Reproduce the data below verbatim, keeping every line, character, and coordinate unchanged.

**Excerpted records:**
* BEGIN *

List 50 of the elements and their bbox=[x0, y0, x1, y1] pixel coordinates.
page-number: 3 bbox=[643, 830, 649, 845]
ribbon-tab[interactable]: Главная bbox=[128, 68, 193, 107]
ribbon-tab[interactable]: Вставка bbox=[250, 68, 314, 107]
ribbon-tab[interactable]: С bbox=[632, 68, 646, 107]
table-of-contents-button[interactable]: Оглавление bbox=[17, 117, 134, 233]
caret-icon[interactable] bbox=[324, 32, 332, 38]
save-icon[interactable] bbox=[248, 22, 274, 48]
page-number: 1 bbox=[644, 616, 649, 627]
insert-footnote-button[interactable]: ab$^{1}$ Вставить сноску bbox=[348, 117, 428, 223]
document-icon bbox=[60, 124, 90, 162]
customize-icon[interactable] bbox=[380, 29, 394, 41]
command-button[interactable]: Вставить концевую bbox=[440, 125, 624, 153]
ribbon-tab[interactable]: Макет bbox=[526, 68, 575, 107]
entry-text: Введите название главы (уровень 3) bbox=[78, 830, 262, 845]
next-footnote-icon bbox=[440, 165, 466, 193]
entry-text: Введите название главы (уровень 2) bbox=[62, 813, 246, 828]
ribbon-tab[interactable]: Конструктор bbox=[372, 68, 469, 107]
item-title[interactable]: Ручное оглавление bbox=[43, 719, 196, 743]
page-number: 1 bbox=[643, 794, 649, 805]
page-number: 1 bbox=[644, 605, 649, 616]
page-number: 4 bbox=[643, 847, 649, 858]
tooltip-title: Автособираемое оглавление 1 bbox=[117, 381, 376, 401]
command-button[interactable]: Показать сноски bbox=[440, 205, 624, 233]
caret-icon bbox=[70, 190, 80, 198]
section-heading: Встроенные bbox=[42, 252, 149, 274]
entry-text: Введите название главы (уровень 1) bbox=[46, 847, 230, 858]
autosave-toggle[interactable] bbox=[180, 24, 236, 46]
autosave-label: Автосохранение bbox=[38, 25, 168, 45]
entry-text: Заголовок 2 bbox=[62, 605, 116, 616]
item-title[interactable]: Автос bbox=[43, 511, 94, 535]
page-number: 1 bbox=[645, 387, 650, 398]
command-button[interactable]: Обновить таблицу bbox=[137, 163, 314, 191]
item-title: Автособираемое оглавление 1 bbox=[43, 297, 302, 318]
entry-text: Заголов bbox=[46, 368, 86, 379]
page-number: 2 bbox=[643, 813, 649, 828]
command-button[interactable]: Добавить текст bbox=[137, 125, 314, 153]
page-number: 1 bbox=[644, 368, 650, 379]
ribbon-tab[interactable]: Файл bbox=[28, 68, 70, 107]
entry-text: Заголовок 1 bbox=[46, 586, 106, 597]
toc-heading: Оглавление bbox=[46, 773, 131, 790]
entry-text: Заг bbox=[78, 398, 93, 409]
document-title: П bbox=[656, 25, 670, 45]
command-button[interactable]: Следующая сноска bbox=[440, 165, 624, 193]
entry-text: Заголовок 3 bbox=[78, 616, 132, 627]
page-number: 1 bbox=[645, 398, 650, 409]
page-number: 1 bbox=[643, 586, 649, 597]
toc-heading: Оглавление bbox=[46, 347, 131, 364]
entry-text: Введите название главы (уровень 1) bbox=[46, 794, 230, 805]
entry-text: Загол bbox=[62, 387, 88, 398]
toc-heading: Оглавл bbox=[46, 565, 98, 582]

* END *

**Right answer:**
List 50 of the elements and their bbox=[x0, y0, x1, y1] pixel coordinates.
page-number: 3 bbox=[643, 830, 649, 845]
ribbon-tab[interactable]: Главная bbox=[128, 68, 193, 107]
ribbon-tab[interactable]: Вставка bbox=[250, 68, 314, 107]
ribbon-tab[interactable]: С bbox=[632, 68, 646, 107]
table-of-contents-button[interactable]: Оглавление bbox=[17, 117, 134, 233]
caret-icon[interactable] bbox=[324, 32, 332, 38]
save-icon[interactable] bbox=[248, 22, 274, 48]
page-number: 1 bbox=[644, 616, 649, 627]
insert-footnote-button[interactable]: ab$^{1}$ Вставить сноску bbox=[348, 117, 428, 223]
document-icon bbox=[60, 124, 90, 162]
customize-icon[interactable] bbox=[380, 29, 394, 41]
command-button[interactable]: Вставить концевую bbox=[440, 125, 624, 153]
ribbon-tab[interactable]: Макет bbox=[526, 68, 575, 107]
entry-text: Введите название главы (уровень 3) bbox=[78, 830, 262, 845]
next-footnote-icon bbox=[440, 165, 466, 193]
entry-text: Введите название главы (уровень 2) bbox=[62, 813, 246, 828]
ribbon-tab[interactable]: Конструктор bbox=[372, 68, 469, 107]
item-title[interactable]: Ручное оглавление bbox=[43, 719, 196, 743]
page-number: 1 bbox=[643, 794, 649, 805]
page-number: 1 bbox=[644, 605, 649, 616]
page-number: 4 bbox=[643, 847, 649, 858]
tooltip-title: Автособираемое оглавление 1 bbox=[117, 381, 376, 401]
command-button[interactable]: Показать сноски bbox=[440, 205, 624, 233]
caret-icon bbox=[70, 190, 80, 198]
section-heading: Встроенные bbox=[42, 252, 149, 274]
entry-text: Введите название главы (уровень 1) bbox=[46, 847, 230, 858]
autosave-toggle[interactable] bbox=[180, 24, 236, 46]
autosave-label: Автосохранение bbox=[38, 25, 168, 45]
entry-text: Заголовок 2 bbox=[62, 605, 116, 616]
item-title[interactable]: Автос bbox=[43, 511, 94, 535]
page-number: 1 bbox=[645, 387, 650, 398]
command-button[interactable]: Обновить таблицу bbox=[137, 163, 314, 191]
item-title: Автособираемое оглавление 1 bbox=[43, 297, 302, 318]
entry-text: Заголов bbox=[46, 368, 86, 379]
page-number: 2 bbox=[643, 813, 649, 828]
command-button[interactable]: Добавить текст bbox=[137, 125, 314, 153]
page-number: 1 bbox=[644, 368, 650, 379]
ribbon-tab[interactable]: Файл bbox=[28, 68, 70, 107]
entry-text: Заголовок 1 bbox=[46, 586, 106, 597]
toc-heading: Оглавление bbox=[46, 773, 131, 790]
entry-text: Заг bbox=[78, 398, 93, 409]
document-title: П bbox=[656, 25, 670, 45]
command-button[interactable]: Следующая сноска bbox=[440, 165, 624, 193]
entry-text: Заголовок 3 bbox=[78, 616, 132, 627]
page-number: 1 bbox=[645, 398, 650, 409]
page-number: 1 bbox=[643, 586, 649, 597]
toc-heading: Оглавление bbox=[46, 347, 131, 364]
entry-text: Введите название главы (уровень 1) bbox=[46, 794, 230, 805]
entry-text: Загол bbox=[62, 387, 88, 398]
toc-heading: Оглавл bbox=[46, 565, 98, 582]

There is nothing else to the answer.